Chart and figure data
::::

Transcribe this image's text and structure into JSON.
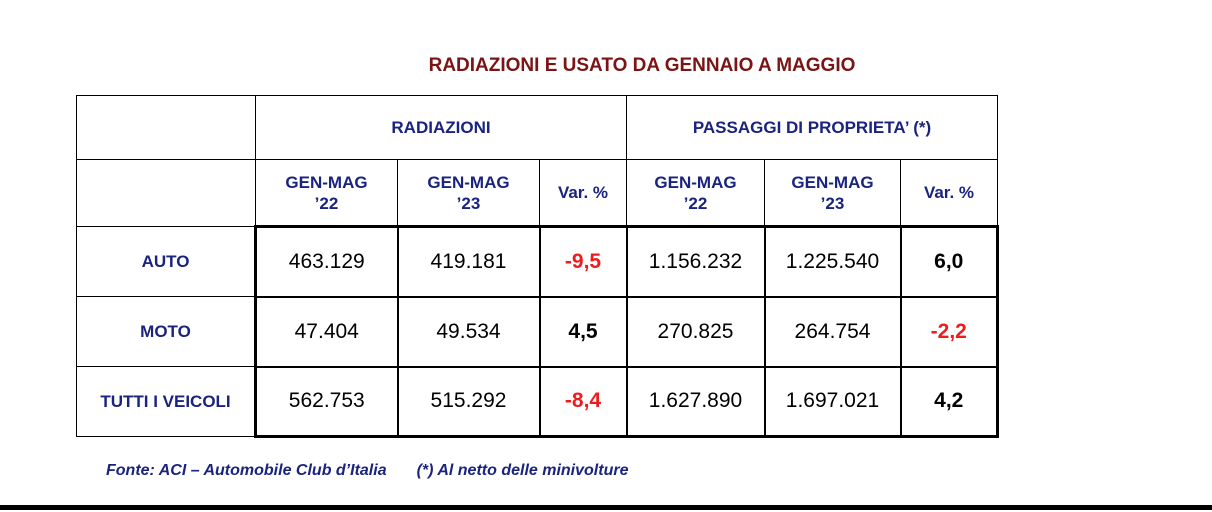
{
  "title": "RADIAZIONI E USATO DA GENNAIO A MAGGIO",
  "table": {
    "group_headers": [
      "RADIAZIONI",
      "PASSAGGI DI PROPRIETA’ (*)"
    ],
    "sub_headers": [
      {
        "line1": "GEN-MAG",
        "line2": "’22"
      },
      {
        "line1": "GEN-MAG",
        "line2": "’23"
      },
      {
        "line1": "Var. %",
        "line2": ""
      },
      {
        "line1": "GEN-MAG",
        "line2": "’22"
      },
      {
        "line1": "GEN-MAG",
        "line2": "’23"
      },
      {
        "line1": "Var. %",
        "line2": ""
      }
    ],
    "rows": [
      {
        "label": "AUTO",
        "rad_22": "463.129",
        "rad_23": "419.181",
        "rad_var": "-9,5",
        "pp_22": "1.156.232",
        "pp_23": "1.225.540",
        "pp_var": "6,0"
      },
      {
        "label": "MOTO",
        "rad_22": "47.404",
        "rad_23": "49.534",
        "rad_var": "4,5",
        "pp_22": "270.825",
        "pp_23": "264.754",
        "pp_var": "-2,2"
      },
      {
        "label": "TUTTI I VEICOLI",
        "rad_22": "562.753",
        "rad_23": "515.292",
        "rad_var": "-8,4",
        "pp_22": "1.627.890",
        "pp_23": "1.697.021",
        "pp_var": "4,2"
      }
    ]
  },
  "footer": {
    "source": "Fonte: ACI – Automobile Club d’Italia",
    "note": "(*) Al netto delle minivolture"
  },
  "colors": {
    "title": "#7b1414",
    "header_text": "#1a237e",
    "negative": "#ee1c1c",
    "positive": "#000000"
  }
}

::::

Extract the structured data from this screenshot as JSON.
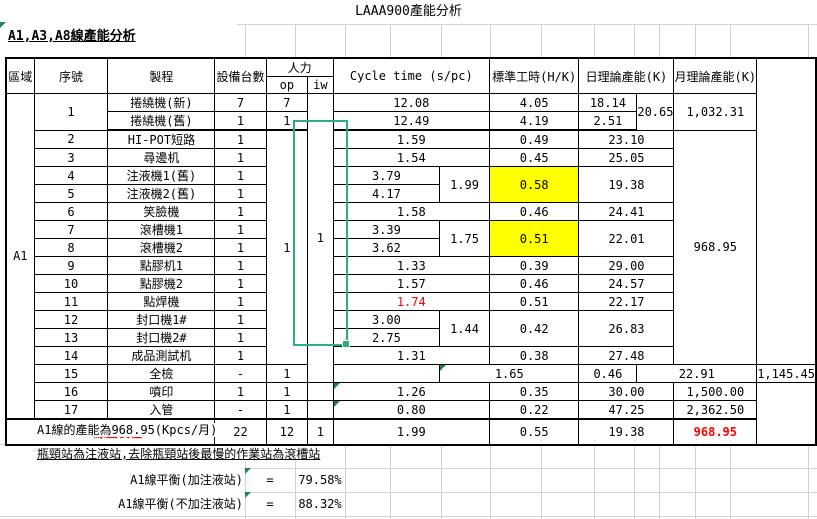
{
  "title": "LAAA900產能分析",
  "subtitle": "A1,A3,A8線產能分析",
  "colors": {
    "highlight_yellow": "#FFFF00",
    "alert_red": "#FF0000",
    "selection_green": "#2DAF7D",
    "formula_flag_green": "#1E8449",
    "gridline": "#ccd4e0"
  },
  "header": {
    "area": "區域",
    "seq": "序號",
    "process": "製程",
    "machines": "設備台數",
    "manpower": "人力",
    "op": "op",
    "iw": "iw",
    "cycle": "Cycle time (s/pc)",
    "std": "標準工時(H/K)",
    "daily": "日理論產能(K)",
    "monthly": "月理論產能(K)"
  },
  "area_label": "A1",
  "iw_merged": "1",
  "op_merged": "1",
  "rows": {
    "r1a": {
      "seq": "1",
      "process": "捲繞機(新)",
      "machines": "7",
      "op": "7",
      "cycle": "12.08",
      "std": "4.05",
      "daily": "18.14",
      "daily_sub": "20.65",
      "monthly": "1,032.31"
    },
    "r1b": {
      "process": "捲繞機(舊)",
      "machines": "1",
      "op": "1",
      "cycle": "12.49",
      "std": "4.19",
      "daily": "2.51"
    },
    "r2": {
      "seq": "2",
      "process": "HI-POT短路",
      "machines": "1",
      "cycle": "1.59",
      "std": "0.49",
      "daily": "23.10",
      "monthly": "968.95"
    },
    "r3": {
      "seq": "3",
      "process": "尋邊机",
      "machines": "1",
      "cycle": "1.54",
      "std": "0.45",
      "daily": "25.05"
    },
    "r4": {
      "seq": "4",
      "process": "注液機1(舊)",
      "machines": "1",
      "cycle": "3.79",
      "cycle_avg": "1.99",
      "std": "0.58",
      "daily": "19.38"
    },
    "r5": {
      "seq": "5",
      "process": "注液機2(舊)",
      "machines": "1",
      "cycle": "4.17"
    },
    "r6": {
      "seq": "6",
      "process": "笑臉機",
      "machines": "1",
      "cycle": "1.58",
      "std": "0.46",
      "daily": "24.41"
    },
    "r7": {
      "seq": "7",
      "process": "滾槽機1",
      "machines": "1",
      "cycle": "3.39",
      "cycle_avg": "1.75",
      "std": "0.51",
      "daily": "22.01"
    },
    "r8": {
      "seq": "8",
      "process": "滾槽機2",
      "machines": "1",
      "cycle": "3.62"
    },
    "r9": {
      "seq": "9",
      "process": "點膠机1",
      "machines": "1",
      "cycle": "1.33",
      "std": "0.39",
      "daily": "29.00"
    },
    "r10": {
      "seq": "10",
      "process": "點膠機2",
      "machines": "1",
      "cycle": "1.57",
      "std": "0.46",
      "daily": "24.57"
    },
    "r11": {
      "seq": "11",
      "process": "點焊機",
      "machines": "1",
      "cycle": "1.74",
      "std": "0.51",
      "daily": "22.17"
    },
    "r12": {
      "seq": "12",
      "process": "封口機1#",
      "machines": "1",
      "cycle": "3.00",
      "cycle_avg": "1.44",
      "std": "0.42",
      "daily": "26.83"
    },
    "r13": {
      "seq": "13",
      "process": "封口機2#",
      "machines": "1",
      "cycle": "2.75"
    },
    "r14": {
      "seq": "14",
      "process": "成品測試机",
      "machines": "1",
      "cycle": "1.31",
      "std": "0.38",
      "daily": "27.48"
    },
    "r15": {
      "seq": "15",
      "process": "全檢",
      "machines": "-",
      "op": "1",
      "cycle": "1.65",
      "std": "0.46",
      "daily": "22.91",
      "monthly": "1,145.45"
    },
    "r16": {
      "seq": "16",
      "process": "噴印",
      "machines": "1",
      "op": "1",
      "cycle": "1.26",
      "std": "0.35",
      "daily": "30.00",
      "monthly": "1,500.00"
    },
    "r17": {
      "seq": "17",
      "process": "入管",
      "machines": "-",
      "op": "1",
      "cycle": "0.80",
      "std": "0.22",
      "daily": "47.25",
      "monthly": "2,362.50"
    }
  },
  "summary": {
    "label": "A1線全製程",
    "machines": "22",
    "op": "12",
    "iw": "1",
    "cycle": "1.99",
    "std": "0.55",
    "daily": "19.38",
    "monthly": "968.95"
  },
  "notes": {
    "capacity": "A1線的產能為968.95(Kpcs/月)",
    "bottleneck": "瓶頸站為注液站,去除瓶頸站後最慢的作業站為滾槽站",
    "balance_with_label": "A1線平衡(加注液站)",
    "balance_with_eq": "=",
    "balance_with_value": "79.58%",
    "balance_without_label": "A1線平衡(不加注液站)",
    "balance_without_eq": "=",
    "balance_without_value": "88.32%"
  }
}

::::

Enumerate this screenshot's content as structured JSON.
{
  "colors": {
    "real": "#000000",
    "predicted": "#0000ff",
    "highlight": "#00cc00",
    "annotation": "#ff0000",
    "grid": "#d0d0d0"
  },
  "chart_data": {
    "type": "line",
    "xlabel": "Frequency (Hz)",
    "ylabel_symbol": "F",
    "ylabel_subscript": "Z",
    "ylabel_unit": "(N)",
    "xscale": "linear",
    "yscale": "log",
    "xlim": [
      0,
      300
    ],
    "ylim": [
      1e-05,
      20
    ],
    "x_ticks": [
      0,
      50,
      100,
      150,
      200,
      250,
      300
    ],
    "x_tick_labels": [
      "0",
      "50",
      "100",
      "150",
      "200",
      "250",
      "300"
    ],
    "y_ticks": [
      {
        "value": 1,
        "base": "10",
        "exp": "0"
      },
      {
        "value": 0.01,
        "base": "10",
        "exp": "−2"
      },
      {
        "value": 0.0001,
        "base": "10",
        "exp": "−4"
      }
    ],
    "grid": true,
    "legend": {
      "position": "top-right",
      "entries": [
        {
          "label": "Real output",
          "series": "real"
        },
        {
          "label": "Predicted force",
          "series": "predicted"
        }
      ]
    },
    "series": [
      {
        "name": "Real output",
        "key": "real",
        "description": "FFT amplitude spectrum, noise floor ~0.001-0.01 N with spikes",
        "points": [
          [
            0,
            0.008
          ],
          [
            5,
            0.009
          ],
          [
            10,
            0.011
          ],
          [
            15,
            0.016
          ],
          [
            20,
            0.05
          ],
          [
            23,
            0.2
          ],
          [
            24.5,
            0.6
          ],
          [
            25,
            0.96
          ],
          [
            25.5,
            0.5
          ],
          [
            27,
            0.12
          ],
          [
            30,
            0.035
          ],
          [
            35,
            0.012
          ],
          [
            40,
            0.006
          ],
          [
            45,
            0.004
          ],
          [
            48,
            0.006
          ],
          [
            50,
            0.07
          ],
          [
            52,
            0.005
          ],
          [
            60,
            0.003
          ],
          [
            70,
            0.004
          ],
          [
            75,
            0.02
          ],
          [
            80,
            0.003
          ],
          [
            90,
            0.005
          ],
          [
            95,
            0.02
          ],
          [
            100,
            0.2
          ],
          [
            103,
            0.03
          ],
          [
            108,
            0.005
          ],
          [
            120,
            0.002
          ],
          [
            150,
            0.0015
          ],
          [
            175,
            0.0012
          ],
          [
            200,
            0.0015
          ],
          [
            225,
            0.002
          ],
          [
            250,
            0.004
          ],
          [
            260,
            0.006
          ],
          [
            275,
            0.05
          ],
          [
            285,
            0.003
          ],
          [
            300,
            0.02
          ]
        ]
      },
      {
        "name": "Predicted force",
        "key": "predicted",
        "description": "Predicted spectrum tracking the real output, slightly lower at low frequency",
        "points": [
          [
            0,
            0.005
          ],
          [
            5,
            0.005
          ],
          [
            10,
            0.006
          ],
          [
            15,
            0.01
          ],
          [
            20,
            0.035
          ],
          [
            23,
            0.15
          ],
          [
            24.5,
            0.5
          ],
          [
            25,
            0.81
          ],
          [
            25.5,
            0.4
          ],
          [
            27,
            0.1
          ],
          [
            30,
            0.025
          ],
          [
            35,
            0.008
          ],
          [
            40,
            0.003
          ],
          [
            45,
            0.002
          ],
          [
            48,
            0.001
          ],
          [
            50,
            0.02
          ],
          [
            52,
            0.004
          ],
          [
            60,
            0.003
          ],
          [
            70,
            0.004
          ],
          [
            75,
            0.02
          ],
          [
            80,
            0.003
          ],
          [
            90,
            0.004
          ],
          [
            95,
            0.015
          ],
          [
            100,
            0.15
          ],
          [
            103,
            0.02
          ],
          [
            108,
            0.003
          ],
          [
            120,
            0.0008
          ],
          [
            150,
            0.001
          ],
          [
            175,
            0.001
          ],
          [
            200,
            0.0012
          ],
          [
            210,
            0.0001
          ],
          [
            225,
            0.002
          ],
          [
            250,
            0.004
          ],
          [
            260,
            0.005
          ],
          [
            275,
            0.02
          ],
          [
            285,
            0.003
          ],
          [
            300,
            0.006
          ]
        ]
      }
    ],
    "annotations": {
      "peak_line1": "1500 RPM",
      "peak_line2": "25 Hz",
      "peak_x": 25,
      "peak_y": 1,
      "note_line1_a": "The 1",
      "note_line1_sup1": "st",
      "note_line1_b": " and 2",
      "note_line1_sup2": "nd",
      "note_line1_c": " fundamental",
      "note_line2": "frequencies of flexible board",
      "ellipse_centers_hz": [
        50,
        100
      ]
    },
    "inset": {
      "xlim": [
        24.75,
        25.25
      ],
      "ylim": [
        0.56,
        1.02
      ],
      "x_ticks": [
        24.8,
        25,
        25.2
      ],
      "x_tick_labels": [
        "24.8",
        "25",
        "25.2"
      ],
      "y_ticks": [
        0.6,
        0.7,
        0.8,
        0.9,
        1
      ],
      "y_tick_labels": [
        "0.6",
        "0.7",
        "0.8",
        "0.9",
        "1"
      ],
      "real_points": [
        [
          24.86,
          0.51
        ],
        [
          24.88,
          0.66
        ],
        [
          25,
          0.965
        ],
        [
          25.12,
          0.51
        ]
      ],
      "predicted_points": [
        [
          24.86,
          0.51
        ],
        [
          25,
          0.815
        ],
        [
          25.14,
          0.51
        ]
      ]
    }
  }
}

::::

[What the exercise asks] Show every line of the records above that contains the word "series".

[Correct output]
          "series": "real"
          "series": "predicted"
    "series": [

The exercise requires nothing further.